_Requirement_
Each entry here needs to be set down again exactly, please; pictures are left out.

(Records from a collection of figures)
★ ★ ★ ★ ★ ★ ★

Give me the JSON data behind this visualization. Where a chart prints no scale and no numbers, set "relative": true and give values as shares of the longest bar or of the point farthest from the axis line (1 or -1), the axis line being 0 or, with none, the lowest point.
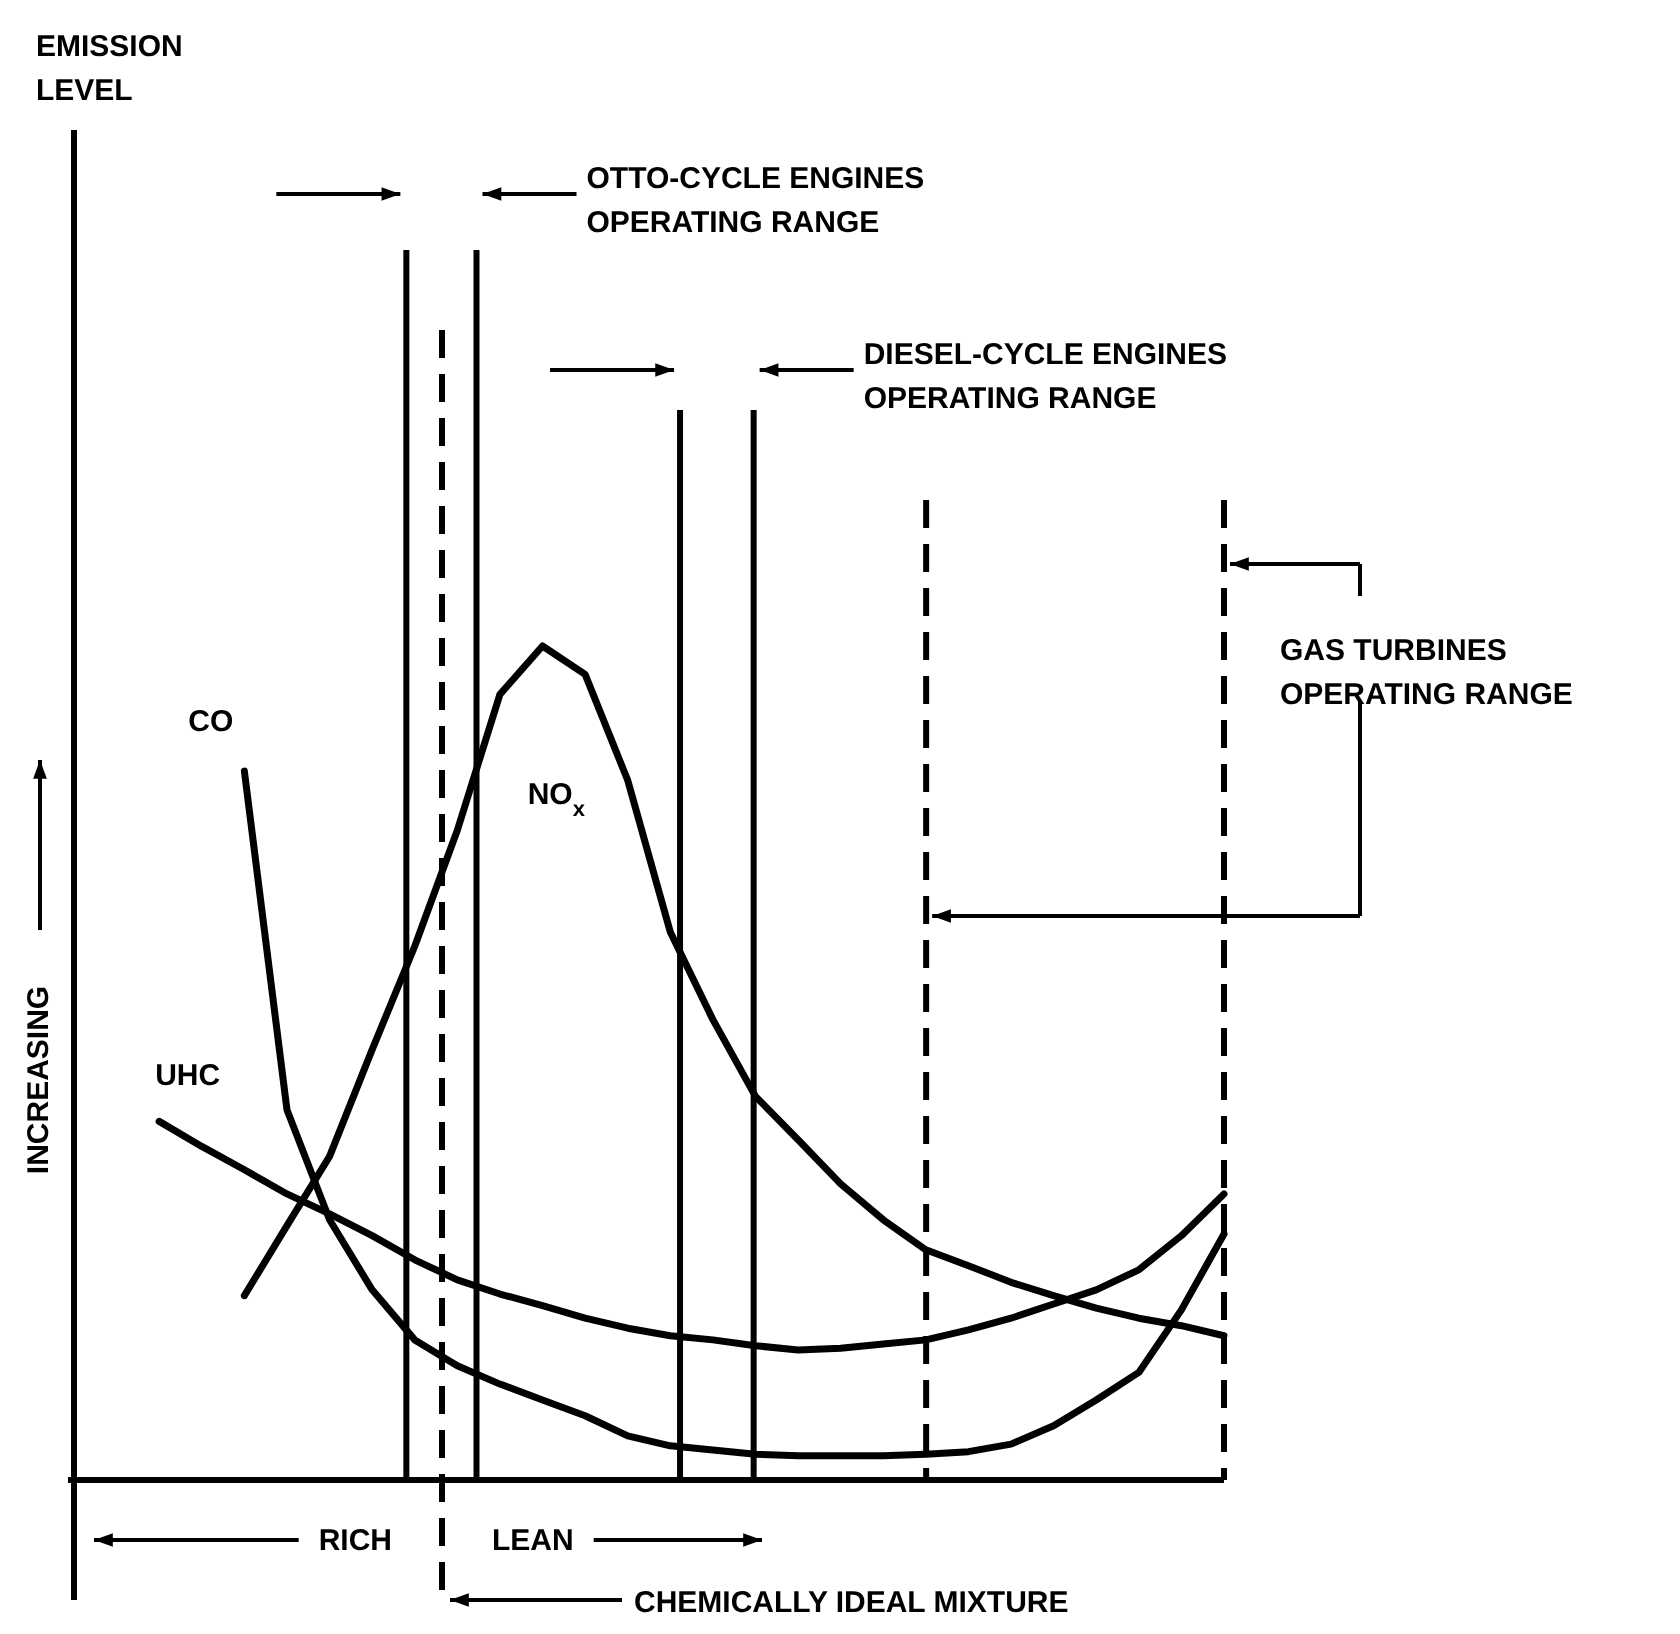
{
  "chart_data": {
    "type": "line",
    "relative": true,
    "categories": [
      null,
      null,
      null,
      null,
      null,
      null,
      null,
      null,
      null,
      null,
      null,
      null,
      null,
      null,
      null,
      null,
      null,
      null,
      null,
      null,
      null,
      null,
      null,
      null,
      null,
      null,
      null,
      null
    ],
    "tick_labels": false,
    "legend": false,
    "marker": "none",
    "line_style": "solid",
    "series": [
      {
        "name": "CO",
        "color": "#000000",
        "values": [
          null,
          null,
          null,
          null,
          0.85,
          0.444,
          0.312,
          0.228,
          0.168,
          0.137,
          0.115,
          0.096,
          0.077,
          0.053,
          0.041,
          0.036,
          0.031,
          0.029,
          0.029,
          0.029,
          0.031,
          0.034,
          0.043,
          0.065,
          0.096,
          0.129,
          0.204,
          0.295
        ]
      },
      {
        "name": "UHC",
        "color": "#000000",
        "values": [
          null,
          null,
          0.43,
          0.4,
          0.372,
          0.343,
          0.319,
          0.293,
          0.264,
          0.24,
          0.223,
          0.209,
          0.194,
          0.182,
          0.173,
          0.168,
          0.161,
          0.156,
          0.158,
          0.163,
          0.168,
          0.18,
          0.194,
          0.211,
          0.228,
          0.252,
          0.293,
          0.343
        ]
      },
      {
        "name": "NO$_{x}$",
        "color": "#000000",
        "values": [
          null,
          null,
          null,
          null,
          0.221,
          0.305,
          0.388,
          0.516,
          0.64,
          0.779,
          0.942,
          1,
          0.966,
          0.839,
          0.657,
          0.552,
          0.46,
          0.408,
          0.355,
          0.312,
          0.276,
          0.257,
          0.237,
          0.221,
          0.206,
          0.194,
          0.185,
          0.173
        ]
      }
    ],
    "annotations": [
      "EMISSION\nLEVEL",
      "INCREASING",
      "OTTO-CYCLE ENGINES\nOPERATING RANGE",
      "DIESEL-CYCLE ENGINES\nOPERATING RANGE",
      "GAS TURBINES\nOPERATING RANGE",
      "CHEMICALLY IDEAL MIXTURE",
      "RICH",
      "LEAN"
    ]
  }
}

★ ★ ★ ★ ★ ★ ★

_Complete response_
Give me the JSON data behind this visualization. Where a chart prints no scale and no numbers, set "relative": true and give values as shares of the longest bar or of the point farthest from the axis line (1 or -1), the axis line being 0 or, with none, the lowest point.
{
  "chart_data": {
    "type": "line",
    "relative": true,
    "categories": [
      null,
      null,
      null,
      null,
      null,
      null,
      null,
      null,
      null,
      null,
      null,
      null,
      null,
      null,
      null,
      null,
      null,
      null,
      null,
      null,
      null,
      null,
      null,
      null,
      null,
      null,
      null,
      null
    ],
    "tick_labels": false,
    "legend": false,
    "marker": "none",
    "line_style": "solid",
    "series": [
      {
        "name": "CO",
        "color": "#000000",
        "values": [
          null,
          null,
          null,
          null,
          0.85,
          0.444,
          0.312,
          0.228,
          0.168,
          0.137,
          0.115,
          0.096,
          0.077,
          0.053,
          0.041,
          0.036,
          0.031,
          0.029,
          0.029,
          0.029,
          0.031,
          0.034,
          0.043,
          0.065,
          0.096,
          0.129,
          0.204,
          0.295
        ]
      },
      {
        "name": "UHC",
        "color": "#000000",
        "values": [
          null,
          null,
          0.43,
          0.4,
          0.372,
          0.343,
          0.319,
          0.293,
          0.264,
          0.24,
          0.223,
          0.209,
          0.194,
          0.182,
          0.173,
          0.168,
          0.161,
          0.156,
          0.158,
          0.163,
          0.168,
          0.18,
          0.194,
          0.211,
          0.228,
          0.252,
          0.293,
          0.343
        ]
      },
      {
        "name": "NO$_{x}$",
        "color": "#000000",
        "values": [
          null,
          null,
          null,
          null,
          0.221,
          0.305,
          0.388,
          0.516,
          0.64,
          0.779,
          0.942,
          1,
          0.966,
          0.839,
          0.657,
          0.552,
          0.46,
          0.408,
          0.355,
          0.312,
          0.276,
          0.257,
          0.237,
          0.221,
          0.206,
          0.194,
          0.185,
          0.173
        ]
      }
    ],
    "annotations": [
      "EMISSION\nLEVEL",
      "INCREASING",
      "OTTO-CYCLE ENGINES\nOPERATING RANGE",
      "DIESEL-CYCLE ENGINES\nOPERATING RANGE",
      "GAS TURBINES\nOPERATING RANGE",
      "CHEMICALLY IDEAL MIXTURE",
      "RICH",
      "LEAN"
    ]
  }
}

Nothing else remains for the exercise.